• [YOUR OBJECTIVE]: Repeat the records below exactly as they appear.
------------------------------------
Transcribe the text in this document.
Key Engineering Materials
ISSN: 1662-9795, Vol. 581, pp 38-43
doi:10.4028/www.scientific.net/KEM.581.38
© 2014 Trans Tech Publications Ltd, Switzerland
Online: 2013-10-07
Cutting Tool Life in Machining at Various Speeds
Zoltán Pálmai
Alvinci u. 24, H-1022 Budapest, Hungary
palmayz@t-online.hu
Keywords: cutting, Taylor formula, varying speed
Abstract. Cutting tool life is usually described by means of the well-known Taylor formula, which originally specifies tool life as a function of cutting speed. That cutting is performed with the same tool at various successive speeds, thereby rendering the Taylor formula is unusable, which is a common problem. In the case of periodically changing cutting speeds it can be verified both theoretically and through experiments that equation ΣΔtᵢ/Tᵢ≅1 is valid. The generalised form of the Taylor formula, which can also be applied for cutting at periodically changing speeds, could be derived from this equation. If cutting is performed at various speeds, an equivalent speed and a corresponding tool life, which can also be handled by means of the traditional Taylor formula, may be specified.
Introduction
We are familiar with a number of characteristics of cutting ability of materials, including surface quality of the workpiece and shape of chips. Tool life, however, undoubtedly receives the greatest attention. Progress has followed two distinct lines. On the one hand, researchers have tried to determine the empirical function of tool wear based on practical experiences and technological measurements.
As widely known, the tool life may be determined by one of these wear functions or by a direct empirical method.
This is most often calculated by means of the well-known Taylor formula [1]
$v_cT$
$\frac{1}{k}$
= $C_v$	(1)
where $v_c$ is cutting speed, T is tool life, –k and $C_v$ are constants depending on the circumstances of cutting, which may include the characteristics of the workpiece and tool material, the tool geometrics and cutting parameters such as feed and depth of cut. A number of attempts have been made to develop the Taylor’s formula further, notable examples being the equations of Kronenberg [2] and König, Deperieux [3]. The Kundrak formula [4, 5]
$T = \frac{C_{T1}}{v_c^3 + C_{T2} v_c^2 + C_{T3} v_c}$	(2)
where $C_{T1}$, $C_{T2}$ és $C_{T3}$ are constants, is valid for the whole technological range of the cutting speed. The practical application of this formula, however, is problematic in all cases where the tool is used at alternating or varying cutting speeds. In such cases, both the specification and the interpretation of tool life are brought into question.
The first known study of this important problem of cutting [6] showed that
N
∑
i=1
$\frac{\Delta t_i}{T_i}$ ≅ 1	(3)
------------------------------------
• [FINAL ANSWER]:
Transcribe the text in this document.
Key Engineering Materials
ISSN: 1662-9795, Vol. 581, pp 38-43
doi:10.4028/www.scientific.net/KEM.581.38
© 2014 Trans Tech Publications Ltd, Switzerland
Online: 2013-10-07
Cutting Tool Life in Machining at Various Speeds
Zoltán Pálmai
Alvinci u. 24, H-1022 Budapest, Hungary
palmayz@t-online.hu
Keywords: cutting, Taylor formula, varying speed
Abstract. Cutting tool life is usually described by means of the well-known Taylor formula, which originally specifies tool life as a function of cutting speed. That cutting is performed with the same tool at various successive speeds, thereby rendering the Taylor formula is unusable, which is a common problem. In the case of periodically changing cutting speeds it can be verified both theoretically and through experiments that equation ΣΔtᵢ/Tᵢ≅1 is valid. The generalised form of the Taylor formula, which can also be applied for cutting at periodically changing speeds, could be derived from this equation. If cutting is performed at various speeds, an equivalent speed and a corresponding tool life, which can also be handled by means of the traditional Taylor formula, may be specified.
Introduction
We are familiar with a number of characteristics of cutting ability of materials, including surface quality of the workpiece and shape of chips. Tool life, however, undoubtedly receives the greatest attention. Progress has followed two distinct lines. On the one hand, researchers have tried to determine the empirical function of tool wear based on practical experiences and technological measurements.
As widely known, the tool life may be determined by one of these wear functions or by a direct empirical method.
This is most often calculated by means of the well-known Taylor formula [1]
$v_cT$
$\frac{1}{k}$
= $C_v$	(1)
where $v_c$ is cutting speed, T is tool life, –k and $C_v$ are constants depending on the circumstances of cutting, which may include the characteristics of the workpiece and tool material, the tool geometrics and cutting parameters such as feed and depth of cut. A number of attempts have been made to develop the Taylor’s formula further, notable examples being the equations of Kronenberg [2] and König, Deperieux [3]. The Kundrak formula [4, 5]
$T = \frac{C_{T1}}{v_c^3 + C_{T2} v_c^2 + C_{T3} v_c}$	(2)
where $C_{T1}$, $C_{T2}$ és $C_{T3}$ are constants, is valid for the whole technological range of the cutting speed. The practical application of this formula, however, is problematic in all cases where the tool is used at alternating or varying cutting speeds. In such cases, both the specification and the interpretation of tool life are brought into question.
The first known study of this important problem of cutting [6] showed that
N
∑
i=1
$\frac{\Delta t_i}{T_i}$ ≅ 1	(3)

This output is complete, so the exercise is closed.